Short exercise> Output the lines that follow exactly as they are.

-- Material for the task start --

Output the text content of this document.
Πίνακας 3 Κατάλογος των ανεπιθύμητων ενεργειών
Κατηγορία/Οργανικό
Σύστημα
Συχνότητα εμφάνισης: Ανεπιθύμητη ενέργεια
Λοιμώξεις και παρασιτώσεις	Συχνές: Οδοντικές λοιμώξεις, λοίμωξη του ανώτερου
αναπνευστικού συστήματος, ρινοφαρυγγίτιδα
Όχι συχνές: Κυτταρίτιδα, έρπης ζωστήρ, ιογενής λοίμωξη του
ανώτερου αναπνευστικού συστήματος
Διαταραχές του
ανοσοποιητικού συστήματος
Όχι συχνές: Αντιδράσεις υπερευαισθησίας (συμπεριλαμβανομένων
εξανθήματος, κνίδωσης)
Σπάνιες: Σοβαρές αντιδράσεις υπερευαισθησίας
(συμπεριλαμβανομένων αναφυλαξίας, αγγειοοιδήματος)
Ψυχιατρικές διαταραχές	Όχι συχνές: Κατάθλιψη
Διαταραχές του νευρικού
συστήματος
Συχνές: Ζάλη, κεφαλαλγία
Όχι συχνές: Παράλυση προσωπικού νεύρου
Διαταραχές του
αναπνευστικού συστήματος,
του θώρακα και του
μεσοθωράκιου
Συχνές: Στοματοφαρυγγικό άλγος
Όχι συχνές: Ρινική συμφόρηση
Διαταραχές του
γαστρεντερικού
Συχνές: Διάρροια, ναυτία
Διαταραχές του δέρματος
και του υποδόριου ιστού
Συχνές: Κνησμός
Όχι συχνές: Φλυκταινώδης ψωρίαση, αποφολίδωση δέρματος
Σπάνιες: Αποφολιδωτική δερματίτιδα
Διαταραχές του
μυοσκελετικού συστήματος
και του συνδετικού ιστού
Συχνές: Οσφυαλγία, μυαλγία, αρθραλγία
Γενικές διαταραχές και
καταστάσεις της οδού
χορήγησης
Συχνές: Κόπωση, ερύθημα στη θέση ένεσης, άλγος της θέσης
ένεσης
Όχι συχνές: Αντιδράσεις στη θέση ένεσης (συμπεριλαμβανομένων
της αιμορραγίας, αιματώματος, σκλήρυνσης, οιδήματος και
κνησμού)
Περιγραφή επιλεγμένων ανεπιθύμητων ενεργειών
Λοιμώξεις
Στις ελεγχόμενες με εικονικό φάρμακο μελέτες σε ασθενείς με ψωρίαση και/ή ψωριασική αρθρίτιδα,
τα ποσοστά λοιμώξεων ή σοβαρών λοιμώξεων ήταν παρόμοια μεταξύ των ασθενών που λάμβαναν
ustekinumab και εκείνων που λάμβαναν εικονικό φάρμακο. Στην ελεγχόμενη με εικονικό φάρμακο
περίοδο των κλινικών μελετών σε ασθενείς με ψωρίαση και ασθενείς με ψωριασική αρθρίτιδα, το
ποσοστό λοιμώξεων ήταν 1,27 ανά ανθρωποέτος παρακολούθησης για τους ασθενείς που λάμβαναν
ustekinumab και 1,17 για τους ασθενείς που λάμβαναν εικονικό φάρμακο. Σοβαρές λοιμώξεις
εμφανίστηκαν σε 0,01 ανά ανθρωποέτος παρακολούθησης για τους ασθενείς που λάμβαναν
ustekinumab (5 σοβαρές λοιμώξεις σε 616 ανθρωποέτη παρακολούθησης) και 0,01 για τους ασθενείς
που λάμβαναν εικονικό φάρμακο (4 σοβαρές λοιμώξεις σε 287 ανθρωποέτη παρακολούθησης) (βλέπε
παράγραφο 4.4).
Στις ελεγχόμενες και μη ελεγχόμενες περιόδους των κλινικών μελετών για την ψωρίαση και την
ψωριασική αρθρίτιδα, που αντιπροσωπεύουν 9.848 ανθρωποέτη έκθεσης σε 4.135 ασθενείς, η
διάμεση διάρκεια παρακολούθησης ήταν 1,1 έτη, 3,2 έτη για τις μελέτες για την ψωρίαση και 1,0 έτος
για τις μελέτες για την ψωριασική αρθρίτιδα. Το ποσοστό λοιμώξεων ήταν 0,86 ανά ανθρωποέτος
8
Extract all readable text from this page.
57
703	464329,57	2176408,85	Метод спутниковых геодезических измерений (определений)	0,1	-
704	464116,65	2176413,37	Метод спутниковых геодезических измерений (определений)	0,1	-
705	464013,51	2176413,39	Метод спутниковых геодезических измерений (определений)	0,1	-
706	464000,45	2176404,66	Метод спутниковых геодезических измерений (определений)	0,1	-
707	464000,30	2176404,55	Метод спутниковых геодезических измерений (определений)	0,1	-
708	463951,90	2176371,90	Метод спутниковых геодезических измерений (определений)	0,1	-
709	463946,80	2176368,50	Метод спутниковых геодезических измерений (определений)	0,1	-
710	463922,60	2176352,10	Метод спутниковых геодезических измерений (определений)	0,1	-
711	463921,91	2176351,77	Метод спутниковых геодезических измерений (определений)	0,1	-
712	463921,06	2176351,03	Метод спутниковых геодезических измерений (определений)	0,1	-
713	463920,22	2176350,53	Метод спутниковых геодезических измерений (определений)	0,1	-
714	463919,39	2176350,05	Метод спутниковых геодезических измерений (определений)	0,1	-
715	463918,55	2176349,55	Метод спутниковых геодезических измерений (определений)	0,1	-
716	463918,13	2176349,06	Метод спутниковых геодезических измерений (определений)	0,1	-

-- Material for the task end --

Finished answer>
Output the text content of this document.
Πίνακας 3 Κατάλογος των ανεπιθύμητων ενεργειών
Κατηγορία/Οργανικό
Σύστημα
Συχνότητα εμφάνισης: Ανεπιθύμητη ενέργεια
Λοιμώξεις και παρασιτώσεις	Συχνές: Οδοντικές λοιμώξεις, λοίμωξη του ανώτερου
αναπνευστικού συστήματος, ρινοφαρυγγίτιδα
Όχι συχνές: Κυτταρίτιδα, έρπης ζωστήρ, ιογενής λοίμωξη του
ανώτερου αναπνευστικού συστήματος
Διαταραχές του
ανοσοποιητικού συστήματος
Όχι συχνές: Αντιδράσεις υπερευαισθησίας (συμπεριλαμβανομένων
εξανθήματος, κνίδωσης)
Σπάνιες: Σοβαρές αντιδράσεις υπερευαισθησίας
(συμπεριλαμβανομένων αναφυλαξίας, αγγειοοιδήματος)
Ψυχιατρικές διαταραχές	Όχι συχνές: Κατάθλιψη
Διαταραχές του νευρικού
συστήματος
Συχνές: Ζάλη, κεφαλαλγία
Όχι συχνές: Παράλυση προσωπικού νεύρου
Διαταραχές του
αναπνευστικού συστήματος,
του θώρακα και του
μεσοθωράκιου
Συχνές: Στοματοφαρυγγικό άλγος
Όχι συχνές: Ρινική συμφόρηση
Διαταραχές του
γαστρεντερικού
Συχνές: Διάρροια, ναυτία
Διαταραχές του δέρματος
και του υποδόριου ιστού
Συχνές: Κνησμός
Όχι συχνές: Φλυκταινώδης ψωρίαση, αποφολίδωση δέρματος
Σπάνιες: Αποφολιδωτική δερματίτιδα
Διαταραχές του
μυοσκελετικού συστήματος
και του συνδετικού ιστού
Συχνές: Οσφυαλγία, μυαλγία, αρθραλγία
Γενικές διαταραχές και
καταστάσεις της οδού
χορήγησης
Συχνές: Κόπωση, ερύθημα στη θέση ένεσης, άλγος της θέσης
ένεσης
Όχι συχνές: Αντιδράσεις στη θέση ένεσης (συμπεριλαμβανομένων
της αιμορραγίας, αιματώματος, σκλήρυνσης, οιδήματος και
κνησμού)
Περιγραφή επιλεγμένων ανεπιθύμητων ενεργειών
Λοιμώξεις
Στις ελεγχόμενες με εικονικό φάρμακο μελέτες σε ασθενείς με ψωρίαση και/ή ψωριασική αρθρίτιδα,
τα ποσοστά λοιμώξεων ή σοβαρών λοιμώξεων ήταν παρόμοια μεταξύ των ασθενών που λάμβαναν
ustekinumab και εκείνων που λάμβαναν εικονικό φάρμακο. Στην ελεγχόμενη με εικονικό φάρμακο
περίοδο των κλινικών μελετών σε ασθενείς με ψωρίαση και ασθενείς με ψωριασική αρθρίτιδα, το
ποσοστό λοιμώξεων ήταν 1,27 ανά ανθρωποέτος παρακολούθησης για τους ασθενείς που λάμβαναν
ustekinumab και 1,17 για τους ασθενείς που λάμβαναν εικονικό φάρμακο. Σοβαρές λοιμώξεις
εμφανίστηκαν σε 0,01 ανά ανθρωποέτος παρακολούθησης για τους ασθενείς που λάμβαναν
ustekinumab (5 σοβαρές λοιμώξεις σε 616 ανθρωποέτη παρακολούθησης) και 0,01 για τους ασθενείς
που λάμβαναν εικονικό φάρμακο (4 σοβαρές λοιμώξεις σε 287 ανθρωποέτη παρακολούθησης) (βλέπε
παράγραφο 4.4).
Στις ελεγχόμενες και μη ελεγχόμενες περιόδους των κλινικών μελετών για την ψωρίαση και την
ψωριασική αρθρίτιδα, που αντιπροσωπεύουν 9.848 ανθρωποέτη έκθεσης σε 4.135 ασθενείς, η
διάμεση διάρκεια παρακολούθησης ήταν 1,1 έτη, 3,2 έτη για τις μελέτες για την ψωρίαση και 1,0 έτος
για τις μελέτες για την ψωριασική αρθρίτιδα. Το ποσοστό λοιμώξεων ήταν 0,86 ανά ανθρωποέτος
8
Extract all readable text from this page.
57
703	464329,57	2176408,85	Метод спутниковых геодезических измерений (определений)	0,1	-
704	464116,65	2176413,37	Метод спутниковых геодезических измерений (определений)	0,1	-
705	464013,51	2176413,39	Метод спутниковых геодезических измерений (определений)	0,1	-
706	464000,45	2176404,66	Метод спутниковых геодезических измерений (определений)	0,1	-
707	464000,30	2176404,55	Метод спутниковых геодезических измерений (определений)	0,1	-
708	463951,90	2176371,90	Метод спутниковых геодезических измерений (определений)	0,1	-
709	463946,80	2176368,50	Метод спутниковых геодезических измерений (определений)	0,1	-
710	463922,60	2176352,10	Метод спутниковых геодезических измерений (определений)	0,1	-
711	463921,91	2176351,77	Метод спутниковых геодезических измерений (определений)	0,1	-
712	463921,06	2176351,03	Метод спутниковых геодезических измерений (определений)	0,1	-
713	463920,22	2176350,53	Метод спутниковых геодезических измерений (определений)	0,1	-
714	463919,39	2176350,05	Метод спутниковых геодезических измерений (определений)	0,1	-
715	463918,55	2176349,55	Метод спутниковых геодезических измерений (определений)	0,1	-
716	463918,13	2176349,06	Метод спутниковых геодезических измерений (определений)	0,1	-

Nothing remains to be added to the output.